Aim of the task >>
Output the entries below exactly as written, omitting pictures.

Information shown >>
====

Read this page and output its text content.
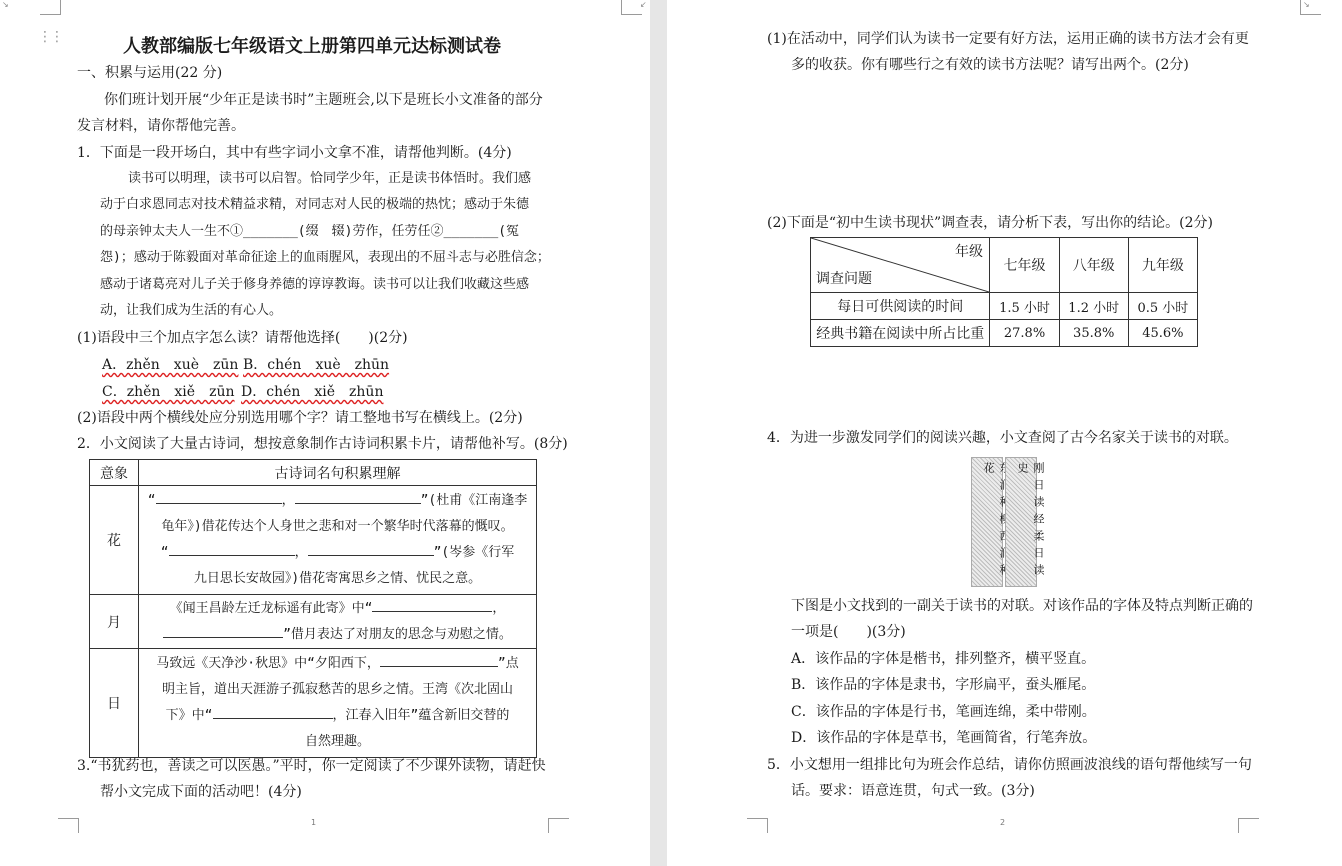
↘	↙
⋮⋮	人教部编版七年级语文上册第四单元达标测试卷
一、积累与运用(22 分)
你们班计划开展“少年正是读书时”主题班会,以下是班长小文准备的部分
发言材料，请你帮他完善。
1．下面是一段开场白，其中有些字词小文拿不准，请帮他判断。(4分)
读书可以明理，读书可以启智。恰同学少年，正是读书体悟时。我们感
动于白求恩同志对技术精益求精，对同志对人民的极端的热忱；感动于朱德
的母亲钟太夫人一生不①_______(缀　辍)劳作，任劳任②_______(冤
怨)；感动于陈毅面对革命征途上的血雨腥风，表现出的不屈斗志与必胜信念；
感动于诸葛亮对儿子关于修身养德的谆谆教诲。读书可以让我们收藏这些感
动，让我们成为生活的有心人。
(1)语段中三个加点字怎么读？请帮他选择(　　)(2分)
A．zhěn　xuè　zūn B．chén　xuè　zhūn
C．zhěn　xiě　zūn D．chén　xiě　zhūn
(2)语段中两个横线处应分别选用哪个字？请工整地书写在横线上。(2分)
2．小文阅读了大量古诗词，想按意象制作古诗词积累卡片，请帮他补写。(8分)
意象	古诗词名句积累理解
花	“ ， ”(杜甫《江南逢李
龟年》)借花传达个人身世之悲和对一个繁华时代落幕的慨叹。
“ ， ”(岑参《行军
九日思长安故园》)借花寄寓思乡之情、忧民之意。

月	《闻王昌龄左迁龙标遥有此寄》中“ ，
”借月表达了对朋友的思念与劝慰之情。

日	马致远《天净沙·秋思》中“夕阳西下， ”点
明主旨，道出天涯游子孤寂愁苦的思乡之情。王湾《次北固山
下》中“ ，江春入旧年”蕴含新旧交替的
自然理趣。
3.“书犹药也，善读之可以医愚。”平时，你一定阅读了不少课外读物，请赶快
帮小文完成下面的活动吧！(4分)
1
↘
(1)在活动中，同学们认为读书一定要有好方法，运用正确的读书方法才会有更
多的收获。你有哪些行之有效的读书方法呢？请写出两个。(2分)
(2)下面是“初中生读书现状”调查表，请分析下表，写出你的结论。(2分)
年级
调查问题	七年级	八年级	九年级
每日可供阅读的时间	1.5 小时	1.2 小时	0.5 小时
经典书籍在阅读中所占比重	27.8%	35.8%	45.6%
4．为进一步激发同学们的阅读兴趣，小文查阅了古今名家关于读书的对联。
花	刚日读经柔日读史
下图是小文找到的一副关于读书的对联。对该作品的字体及特点判断正确的
一项是(　　)(3分)
A．该作品的字体是楷书，排列整齐，横平竖直。
B．该作品的字体是隶书，字形扁平，蚕头雁尾。
C．该作品的字体是行书，笔画连绵，柔中带刚。
D．该作品的字体是草书，笔画简省，行笔奔放。
5．小文想用一组排比句为班会作总结，请你仿照画波浪线的语句帮他续写一句
话。要求：语意连贯，句式一致。(3分)
2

====

Full answer >>
Read this page and output its text content.
↘	↙
⋮⋮	人教部编版七年级语文上册第四单元达标测试卷
一、积累与运用(22 分)
你们班计划开展“少年正是读书时”主题班会,以下是班长小文准备的部分
发言材料，请你帮他完善。
1．下面是一段开场白，其中有些字词小文拿不准，请帮他判断。(4分)
读书可以明理，读书可以启智。恰同学少年，正是读书体悟时。我们感
动于白求恩同志对技术精益求精，对同志对人民的极端的热忱；感动于朱德
的母亲钟太夫人一生不①_______(缀　辍)劳作，任劳任②_______(冤
怨)；感动于陈毅面对革命征途上的血雨腥风，表现出的不屈斗志与必胜信念；
感动于诸葛亮对儿子关于修身养德的谆谆教诲。读书可以让我们收藏这些感
动，让我们成为生活的有心人。
(1)语段中三个加点字怎么读？请帮他选择(　　)(2分)
A．zhěn　xuè　zūn B．chén　xuè　zhūn
C．zhěn　xiě　zūn D．chén　xiě　zhūn
(2)语段中两个横线处应分别选用哪个字？请工整地书写在横线上。(2分)
2．小文阅读了大量古诗词，想按意象制作古诗词积累卡片，请帮他补写。(8分)
意象	古诗词名句积累理解
花	“ ， ”(杜甫《江南逢李
龟年》)借花传达个人身世之悲和对一个繁华时代落幕的慨叹。
“ ， ”(岑参《行军
九日思长安故园》)借花寄寓思乡之情、忧民之意。

月	《闻王昌龄左迁龙标遥有此寄》中“ ，
”借月表达了对朋友的思念与劝慰之情。

日	马致远《天净沙·秋思》中“夕阳西下， ”点
明主旨，道出天涯游子孤寂愁苦的思乡之情。王湾《次北固山
下》中“ ，江春入旧年”蕴含新旧交替的
自然理趣。
3.“书犹药也，善读之可以医愚。”平时，你一定阅读了不少课外读物，请赶快
帮小文完成下面的活动吧！(4分)
1
↘
(1)在活动中，同学们认为读书一定要有好方法，运用正确的读书方法才会有更
多的收获。你有哪些行之有效的读书方法呢？请写出两个。(2分)
(2)下面是“初中生读书现状”调查表，请分析下表，写出你的结论。(2分)
年级
调查问题	七年级	八年级	九年级
每日可供阅读的时间	1.5 小时	1.2 小时	0.5 小时
经典书籍在阅读中所占比重	27.8%	35.8%	45.6%
4．为进一步激发同学们的阅读兴趣，小文查阅了古今名家关于读书的对联。
花	刚日读经柔日读史
下图是小文找到的一副关于读书的对联。对该作品的字体及特点判断正确的
一项是(　　)(3分)
A．该作品的字体是楷书，排列整齐，横平竖直。
B．该作品的字体是隶书，字形扁平，蚕头雁尾。
C．该作品的字体是行书，笔画连绵，柔中带刚。
D．该作品的字体是草书，笔画简省，行笔奔放。
5．小文想用一组排比句为班会作总结，请你仿照画波浪线的语句帮他续写一句
话。要求：语意连贯，句式一致。(3分)
2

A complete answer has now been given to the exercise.